(Records from a dataset)

:::::

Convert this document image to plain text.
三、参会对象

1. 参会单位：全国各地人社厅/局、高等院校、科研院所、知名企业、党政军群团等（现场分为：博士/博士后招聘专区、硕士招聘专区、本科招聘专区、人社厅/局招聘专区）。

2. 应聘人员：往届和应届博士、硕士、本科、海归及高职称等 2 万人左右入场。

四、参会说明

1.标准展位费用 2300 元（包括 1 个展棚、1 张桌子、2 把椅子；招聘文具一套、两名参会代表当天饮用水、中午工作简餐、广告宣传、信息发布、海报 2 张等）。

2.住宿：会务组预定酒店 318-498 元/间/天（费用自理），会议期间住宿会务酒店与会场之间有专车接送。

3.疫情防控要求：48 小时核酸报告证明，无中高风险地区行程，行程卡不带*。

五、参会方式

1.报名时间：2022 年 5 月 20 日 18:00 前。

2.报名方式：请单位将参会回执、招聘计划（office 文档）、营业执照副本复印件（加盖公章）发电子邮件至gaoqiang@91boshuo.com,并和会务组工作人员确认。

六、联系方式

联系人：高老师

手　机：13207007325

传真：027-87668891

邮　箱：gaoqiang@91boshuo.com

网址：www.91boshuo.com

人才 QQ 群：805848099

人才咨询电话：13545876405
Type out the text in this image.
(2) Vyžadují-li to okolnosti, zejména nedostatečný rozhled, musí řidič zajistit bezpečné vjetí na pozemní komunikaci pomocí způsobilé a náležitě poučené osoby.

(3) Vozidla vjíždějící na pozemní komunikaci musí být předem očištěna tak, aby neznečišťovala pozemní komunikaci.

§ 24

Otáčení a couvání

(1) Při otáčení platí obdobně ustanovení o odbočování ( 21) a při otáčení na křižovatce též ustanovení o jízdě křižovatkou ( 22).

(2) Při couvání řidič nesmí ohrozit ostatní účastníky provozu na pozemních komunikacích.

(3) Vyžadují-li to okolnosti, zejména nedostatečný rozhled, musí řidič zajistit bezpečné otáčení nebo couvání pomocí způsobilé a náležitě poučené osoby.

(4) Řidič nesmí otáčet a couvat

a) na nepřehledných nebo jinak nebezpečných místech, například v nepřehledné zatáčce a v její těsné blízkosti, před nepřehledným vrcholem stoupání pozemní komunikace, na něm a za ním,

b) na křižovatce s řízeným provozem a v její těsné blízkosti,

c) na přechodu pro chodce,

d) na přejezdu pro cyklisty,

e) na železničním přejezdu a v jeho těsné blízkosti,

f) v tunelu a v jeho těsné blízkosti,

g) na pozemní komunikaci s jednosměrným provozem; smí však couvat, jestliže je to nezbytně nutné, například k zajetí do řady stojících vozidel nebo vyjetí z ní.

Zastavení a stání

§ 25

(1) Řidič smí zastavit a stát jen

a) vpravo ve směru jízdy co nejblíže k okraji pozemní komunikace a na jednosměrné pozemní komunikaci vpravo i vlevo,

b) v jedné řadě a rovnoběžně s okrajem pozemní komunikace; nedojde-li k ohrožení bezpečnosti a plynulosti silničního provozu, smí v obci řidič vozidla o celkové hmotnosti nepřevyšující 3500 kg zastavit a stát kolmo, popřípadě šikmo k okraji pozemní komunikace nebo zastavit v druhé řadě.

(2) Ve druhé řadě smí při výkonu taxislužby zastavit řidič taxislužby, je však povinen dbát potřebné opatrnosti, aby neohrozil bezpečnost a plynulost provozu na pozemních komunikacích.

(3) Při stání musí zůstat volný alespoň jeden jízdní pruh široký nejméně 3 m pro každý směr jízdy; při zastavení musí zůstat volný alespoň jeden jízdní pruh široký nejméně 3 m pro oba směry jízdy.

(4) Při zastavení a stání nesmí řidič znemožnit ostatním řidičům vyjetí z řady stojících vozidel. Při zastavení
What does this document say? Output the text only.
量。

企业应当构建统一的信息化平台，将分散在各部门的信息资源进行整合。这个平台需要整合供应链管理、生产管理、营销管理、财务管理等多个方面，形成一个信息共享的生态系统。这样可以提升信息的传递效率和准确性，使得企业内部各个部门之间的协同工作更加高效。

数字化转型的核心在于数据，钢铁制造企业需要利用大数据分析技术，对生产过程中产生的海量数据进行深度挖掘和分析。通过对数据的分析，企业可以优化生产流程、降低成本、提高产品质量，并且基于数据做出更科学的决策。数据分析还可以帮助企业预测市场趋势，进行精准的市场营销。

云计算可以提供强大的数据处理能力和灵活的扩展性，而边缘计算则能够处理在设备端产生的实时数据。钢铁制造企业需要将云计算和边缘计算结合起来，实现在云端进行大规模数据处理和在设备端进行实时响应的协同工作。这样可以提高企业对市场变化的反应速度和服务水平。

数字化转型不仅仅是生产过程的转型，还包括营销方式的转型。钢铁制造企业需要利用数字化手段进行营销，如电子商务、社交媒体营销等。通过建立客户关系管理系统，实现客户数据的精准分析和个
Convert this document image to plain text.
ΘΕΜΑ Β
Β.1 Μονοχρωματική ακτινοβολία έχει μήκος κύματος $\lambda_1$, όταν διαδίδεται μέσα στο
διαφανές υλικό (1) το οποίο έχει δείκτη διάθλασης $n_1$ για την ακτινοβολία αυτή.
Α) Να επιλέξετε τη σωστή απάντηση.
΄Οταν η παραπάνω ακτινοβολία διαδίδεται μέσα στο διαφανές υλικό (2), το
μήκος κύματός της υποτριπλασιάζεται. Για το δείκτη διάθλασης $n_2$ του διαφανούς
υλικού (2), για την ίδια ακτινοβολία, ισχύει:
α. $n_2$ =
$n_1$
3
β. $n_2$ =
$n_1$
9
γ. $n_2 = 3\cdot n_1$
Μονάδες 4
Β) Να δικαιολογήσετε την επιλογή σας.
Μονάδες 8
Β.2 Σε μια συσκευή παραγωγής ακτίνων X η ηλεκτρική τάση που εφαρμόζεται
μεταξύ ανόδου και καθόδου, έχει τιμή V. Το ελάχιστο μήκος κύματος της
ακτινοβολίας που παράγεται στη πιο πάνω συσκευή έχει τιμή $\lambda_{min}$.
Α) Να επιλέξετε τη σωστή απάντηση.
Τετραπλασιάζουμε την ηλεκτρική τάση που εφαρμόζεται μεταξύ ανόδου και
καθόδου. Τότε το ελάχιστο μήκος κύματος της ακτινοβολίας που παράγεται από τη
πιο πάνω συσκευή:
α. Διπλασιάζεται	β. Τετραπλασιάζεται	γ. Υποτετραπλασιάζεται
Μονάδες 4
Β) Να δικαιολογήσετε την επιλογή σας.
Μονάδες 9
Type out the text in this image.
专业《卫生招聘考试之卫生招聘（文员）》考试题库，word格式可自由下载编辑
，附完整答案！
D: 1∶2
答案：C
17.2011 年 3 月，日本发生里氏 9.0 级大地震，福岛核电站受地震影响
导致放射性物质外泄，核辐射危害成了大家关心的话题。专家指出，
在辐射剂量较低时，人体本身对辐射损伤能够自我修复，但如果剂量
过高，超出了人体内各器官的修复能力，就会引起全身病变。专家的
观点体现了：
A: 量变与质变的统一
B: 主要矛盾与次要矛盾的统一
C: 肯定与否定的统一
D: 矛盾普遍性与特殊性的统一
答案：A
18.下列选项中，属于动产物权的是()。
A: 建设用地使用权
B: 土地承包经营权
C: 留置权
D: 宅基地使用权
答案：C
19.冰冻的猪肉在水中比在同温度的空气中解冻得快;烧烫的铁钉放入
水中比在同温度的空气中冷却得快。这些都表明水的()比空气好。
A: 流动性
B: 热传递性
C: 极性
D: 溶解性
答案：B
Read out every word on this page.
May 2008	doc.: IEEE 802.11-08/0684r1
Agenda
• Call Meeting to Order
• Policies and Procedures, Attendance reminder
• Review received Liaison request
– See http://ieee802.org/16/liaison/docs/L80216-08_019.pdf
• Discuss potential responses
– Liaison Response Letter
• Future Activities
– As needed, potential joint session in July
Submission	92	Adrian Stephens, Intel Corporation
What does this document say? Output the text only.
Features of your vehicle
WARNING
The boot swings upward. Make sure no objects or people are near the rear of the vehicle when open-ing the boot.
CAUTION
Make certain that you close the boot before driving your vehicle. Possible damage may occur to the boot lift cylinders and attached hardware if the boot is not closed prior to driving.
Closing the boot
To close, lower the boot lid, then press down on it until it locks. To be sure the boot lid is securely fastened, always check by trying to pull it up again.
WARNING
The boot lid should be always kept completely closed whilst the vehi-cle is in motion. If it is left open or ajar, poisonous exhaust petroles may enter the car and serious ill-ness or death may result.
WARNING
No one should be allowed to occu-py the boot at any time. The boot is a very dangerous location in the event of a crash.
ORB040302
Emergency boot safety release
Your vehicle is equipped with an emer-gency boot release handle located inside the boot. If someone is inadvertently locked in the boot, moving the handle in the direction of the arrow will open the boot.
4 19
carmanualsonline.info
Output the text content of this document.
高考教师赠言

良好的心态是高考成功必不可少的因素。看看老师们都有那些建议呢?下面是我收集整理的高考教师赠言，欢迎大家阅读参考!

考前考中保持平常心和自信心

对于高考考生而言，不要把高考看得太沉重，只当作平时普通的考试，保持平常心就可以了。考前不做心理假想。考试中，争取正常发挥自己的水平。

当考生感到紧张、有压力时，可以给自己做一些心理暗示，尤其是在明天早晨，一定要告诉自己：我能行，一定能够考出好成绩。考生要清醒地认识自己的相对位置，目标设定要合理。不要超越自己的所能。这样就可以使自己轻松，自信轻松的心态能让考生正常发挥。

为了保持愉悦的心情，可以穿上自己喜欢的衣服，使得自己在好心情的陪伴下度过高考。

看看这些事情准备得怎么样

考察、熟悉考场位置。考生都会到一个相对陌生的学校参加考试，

:::::

# [Work instructions]
Return nothing except the number of lines that include the string "stojících".

# [Solution]
2